■ Instructions to follow ■
Output a single figure: the number of lines in which the word "this" appears.

■ Source records ■
········

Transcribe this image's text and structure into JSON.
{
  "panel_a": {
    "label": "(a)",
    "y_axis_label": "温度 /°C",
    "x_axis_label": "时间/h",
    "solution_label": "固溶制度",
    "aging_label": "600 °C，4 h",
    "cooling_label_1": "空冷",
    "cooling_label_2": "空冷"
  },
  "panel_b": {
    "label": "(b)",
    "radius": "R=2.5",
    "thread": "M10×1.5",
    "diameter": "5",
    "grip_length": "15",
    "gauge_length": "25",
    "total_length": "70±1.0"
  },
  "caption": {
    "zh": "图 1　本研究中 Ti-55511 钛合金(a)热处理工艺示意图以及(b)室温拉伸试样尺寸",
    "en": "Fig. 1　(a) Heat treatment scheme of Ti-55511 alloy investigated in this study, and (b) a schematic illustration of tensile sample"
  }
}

········

■ Right answer ■
2